== TASK BRIEF ==
Return each line holding the string "title".

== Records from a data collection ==
____________________
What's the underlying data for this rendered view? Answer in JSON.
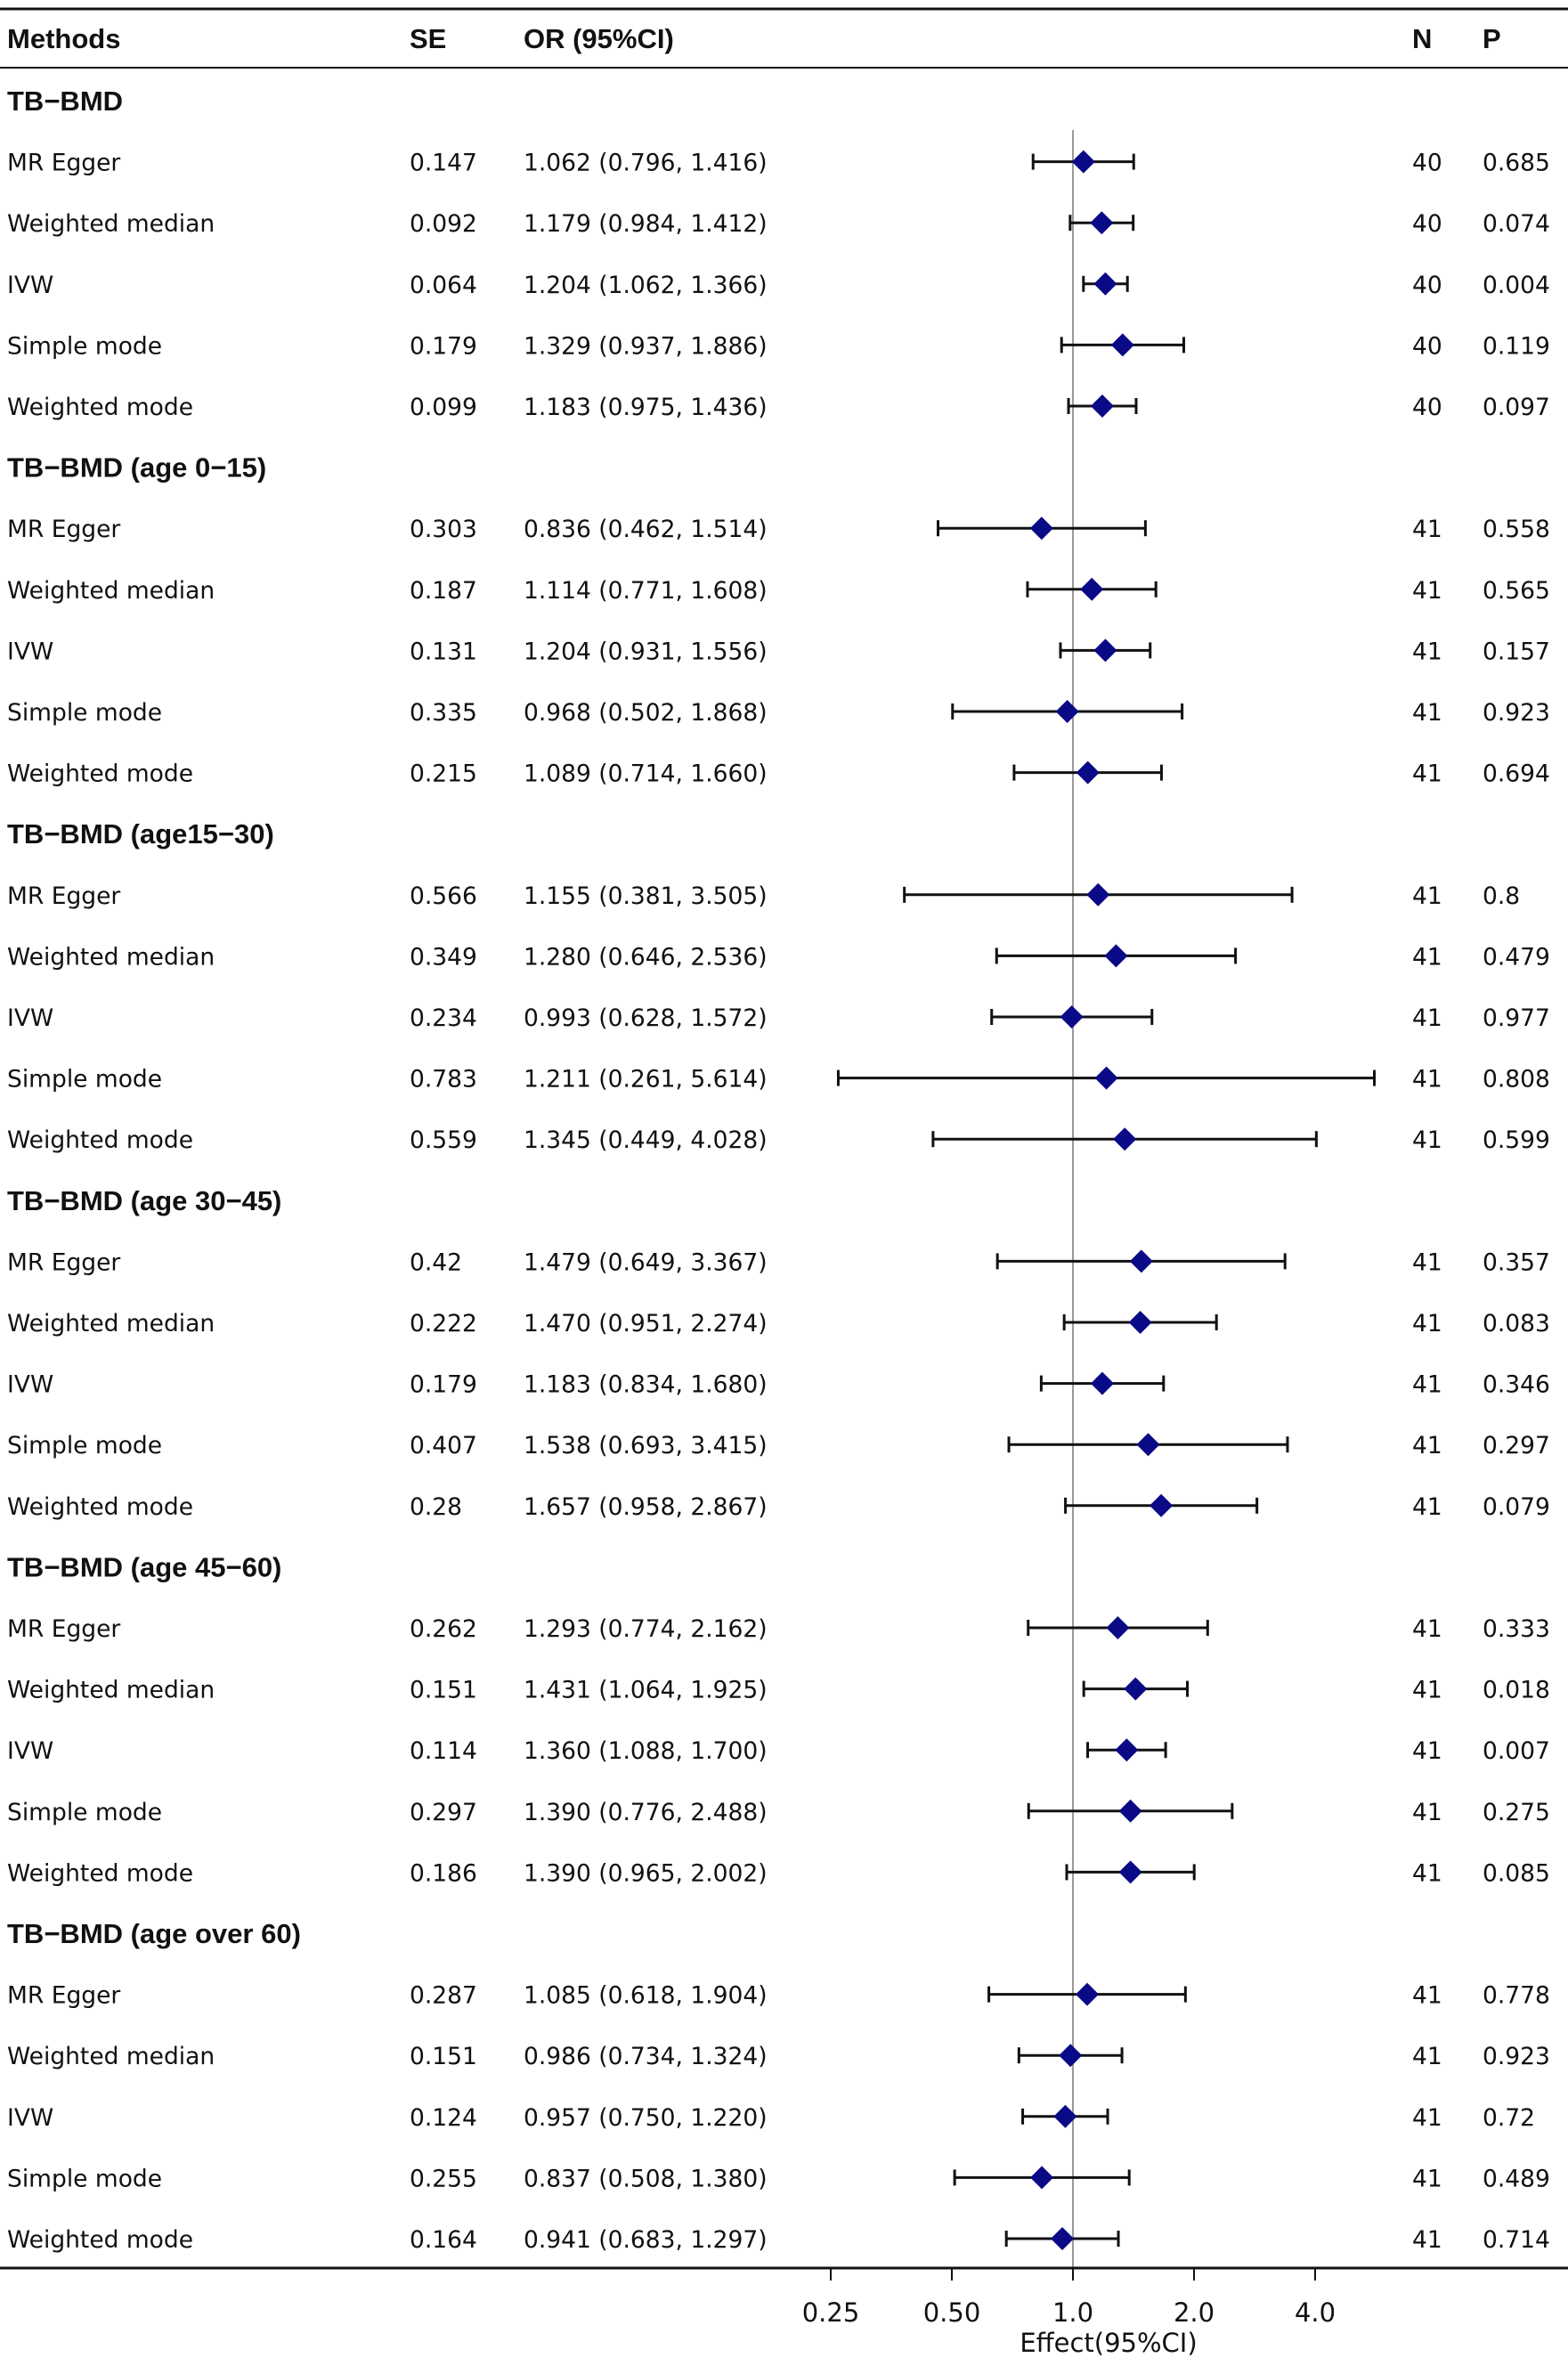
{
  "headers": {
    "methods": "Methods",
    "se": "SE",
    "or": "OR (95%CI)",
    "n": "N",
    "p": "P"
  },
  "colors": {
    "marker": "#0a0a86",
    "line": "#111111",
    "ref_line": "#9a9a9a"
  },
  "chart_data": {
    "type": "forest",
    "xscale": "log2",
    "xlim": [
      0.25,
      6.3
    ],
    "reference_value": 1.0,
    "xticks": [
      0.25,
      0.5,
      1.0,
      2.0,
      4.0
    ],
    "xtick_labels": [
      "0.25",
      "0.50",
      "1.0",
      "2.0",
      "4.0"
    ],
    "xlabel": "Effect(95%CI)",
    "groups": [
      {
        "title": "TB−BMD",
        "rows": [
          {
            "method": "MR Egger",
            "se": "0.147",
            "ci_text": "1.062 (0.796, 1.416)",
            "or": 1.062,
            "lo": 0.796,
            "hi": 1.416,
            "n": "40",
            "p": "0.685"
          },
          {
            "method": "Weighted median",
            "se": "0.092",
            "ci_text": "1.179 (0.984, 1.412)",
            "or": 1.179,
            "lo": 0.984,
            "hi": 1.412,
            "n": "40",
            "p": "0.074"
          },
          {
            "method": "IVW",
            "se": "0.064",
            "ci_text": "1.204 (1.062, 1.366)",
            "or": 1.204,
            "lo": 1.062,
            "hi": 1.366,
            "n": "40",
            "p": "0.004"
          },
          {
            "method": "Simple mode",
            "se": "0.179",
            "ci_text": "1.329 (0.937, 1.886)",
            "or": 1.329,
            "lo": 0.937,
            "hi": 1.886,
            "n": "40",
            "p": "0.119"
          },
          {
            "method": "Weighted mode",
            "se": "0.099",
            "ci_text": "1.183 (0.975, 1.436)",
            "or": 1.183,
            "lo": 0.975,
            "hi": 1.436,
            "n": "40",
            "p": "0.097"
          }
        ]
      },
      {
        "title": "TB−BMD (age 0−15)",
        "rows": [
          {
            "method": "MR Egger",
            "se": "0.303",
            "ci_text": "0.836 (0.462, 1.514)",
            "or": 0.836,
            "lo": 0.462,
            "hi": 1.514,
            "n": "41",
            "p": "0.558"
          },
          {
            "method": "Weighted median",
            "se": "0.187",
            "ci_text": "1.114 (0.771, 1.608)",
            "or": 1.114,
            "lo": 0.771,
            "hi": 1.608,
            "n": "41",
            "p": "0.565"
          },
          {
            "method": "IVW",
            "se": "0.131",
            "ci_text": "1.204 (0.931, 1.556)",
            "or": 1.204,
            "lo": 0.931,
            "hi": 1.556,
            "n": "41",
            "p": "0.157"
          },
          {
            "method": "Simple mode",
            "se": "0.335",
            "ci_text": "0.968 (0.502, 1.868)",
            "or": 0.968,
            "lo": 0.502,
            "hi": 1.868,
            "n": "41",
            "p": "0.923"
          },
          {
            "method": "Weighted mode",
            "se": "0.215",
            "ci_text": "1.089 (0.714, 1.660)",
            "or": 1.089,
            "lo": 0.714,
            "hi": 1.66,
            "n": "41",
            "p": "0.694"
          }
        ]
      },
      {
        "title": "TB−BMD (age15−30)",
        "rows": [
          {
            "method": "MR Egger",
            "se": "0.566",
            "ci_text": "1.155 (0.381, 3.505)",
            "or": 1.155,
            "lo": 0.381,
            "hi": 3.505,
            "n": "41",
            "p": "0.8"
          },
          {
            "method": "Weighted median",
            "se": "0.349",
            "ci_text": "1.280 (0.646, 2.536)",
            "or": 1.28,
            "lo": 0.646,
            "hi": 2.536,
            "n": "41",
            "p": "0.479"
          },
          {
            "method": "IVW",
            "se": "0.234",
            "ci_text": "0.993 (0.628, 1.572)",
            "or": 0.993,
            "lo": 0.628,
            "hi": 1.572,
            "n": "41",
            "p": "0.977"
          },
          {
            "method": "Simple mode",
            "se": "0.783",
            "ci_text": "1.211 (0.261, 5.614)",
            "or": 1.211,
            "lo": 0.261,
            "hi": 5.614,
            "n": "41",
            "p": "0.808"
          },
          {
            "method": "Weighted mode",
            "se": "0.559",
            "ci_text": "1.345 (0.449, 4.028)",
            "or": 1.345,
            "lo": 0.449,
            "hi": 4.028,
            "n": "41",
            "p": "0.599"
          }
        ]
      },
      {
        "title": "TB−BMD (age 30−45)",
        "rows": [
          {
            "method": "MR Egger",
            "se": "0.42",
            "ci_text": "1.479 (0.649, 3.367)",
            "or": 1.479,
            "lo": 0.649,
            "hi": 3.367,
            "n": "41",
            "p": "0.357"
          },
          {
            "method": "Weighted median",
            "se": "0.222",
            "ci_text": "1.470 (0.951, 2.274)",
            "or": 1.47,
            "lo": 0.951,
            "hi": 2.274,
            "n": "41",
            "p": "0.083"
          },
          {
            "method": "IVW",
            "se": "0.179",
            "ci_text": "1.183 (0.834, 1.680)",
            "or": 1.183,
            "lo": 0.834,
            "hi": 1.68,
            "n": "41",
            "p": "0.346"
          },
          {
            "method": "Simple mode",
            "se": "0.407",
            "ci_text": "1.538 (0.693, 3.415)",
            "or": 1.538,
            "lo": 0.693,
            "hi": 3.415,
            "n": "41",
            "p": "0.297"
          },
          {
            "method": "Weighted mode",
            "se": "0.28",
            "ci_text": "1.657 (0.958, 2.867)",
            "or": 1.657,
            "lo": 0.958,
            "hi": 2.867,
            "n": "41",
            "p": "0.079"
          }
        ]
      },
      {
        "title": "TB−BMD (age 45−60)",
        "rows": [
          {
            "method": "MR Egger",
            "se": "0.262",
            "ci_text": "1.293 (0.774, 2.162)",
            "or": 1.293,
            "lo": 0.774,
            "hi": 2.162,
            "n": "41",
            "p": "0.333"
          },
          {
            "method": "Weighted median",
            "se": "0.151",
            "ci_text": "1.431 (1.064, 1.925)",
            "or": 1.431,
            "lo": 1.064,
            "hi": 1.925,
            "n": "41",
            "p": "0.018"
          },
          {
            "method": "IVW",
            "se": "0.114",
            "ci_text": "1.360 (1.088, 1.700)",
            "or": 1.36,
            "lo": 1.088,
            "hi": 1.7,
            "n": "41",
            "p": "0.007"
          },
          {
            "method": "Simple mode",
            "se": "0.297",
            "ci_text": "1.390 (0.776, 2.488)",
            "or": 1.39,
            "lo": 0.776,
            "hi": 2.488,
            "n": "41",
            "p": "0.275"
          },
          {
            "method": "Weighted mode",
            "se": "0.186",
            "ci_text": "1.390 (0.965, 2.002)",
            "or": 1.39,
            "lo": 0.965,
            "hi": 2.002,
            "n": "41",
            "p": "0.085"
          }
        ]
      },
      {
        "title": "TB−BMD (age over 60)",
        "rows": [
          {
            "method": "MR Egger",
            "se": "0.287",
            "ci_text": "1.085 (0.618, 1.904)",
            "or": 1.085,
            "lo": 0.618,
            "hi": 1.904,
            "n": "41",
            "p": "0.778"
          },
          {
            "method": "Weighted median",
            "se": "0.151",
            "ci_text": "0.986 (0.734, 1.324)",
            "or": 0.986,
            "lo": 0.734,
            "hi": 1.324,
            "n": "41",
            "p": "0.923"
          },
          {
            "method": "IVW",
            "se": "0.124",
            "ci_text": "0.957 (0.750, 1.220)",
            "or": 0.957,
            "lo": 0.75,
            "hi": 1.22,
            "n": "41",
            "p": "0.72"
          },
          {
            "method": "Simple mode",
            "se": "0.255",
            "ci_text": "0.837 (0.508, 1.380)",
            "or": 0.837,
            "lo": 0.508,
            "hi": 1.38,
            "n": "41",
            "p": "0.489"
          },
          {
            "method": "Weighted mode",
            "se": "0.164",
            "ci_text": "0.941 (0.683, 1.297)",
            "or": 0.941,
            "lo": 0.683,
            "hi": 1.297,
            "n": "41",
            "p": "0.714"
          }
        ]
      }
    ]
  }
}
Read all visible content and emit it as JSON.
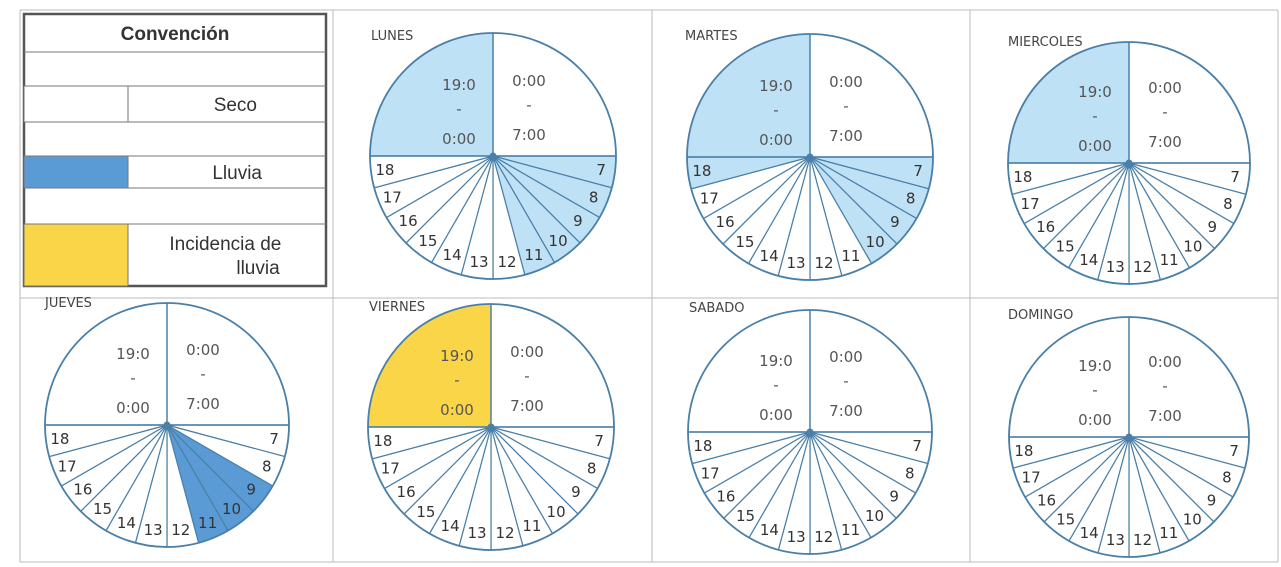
____________________
== CORRECT OUTPUT ==
        "title": "TB−BMD",
        "title": "TB−BMD (age 0−15)",
        "title": "TB−BMD (age15−30)",
        "title": "TB−BMD (age 30−45)",
        "title": "TB−BMD (age 45−60)",
        "title": "TB−BMD (age over 60)",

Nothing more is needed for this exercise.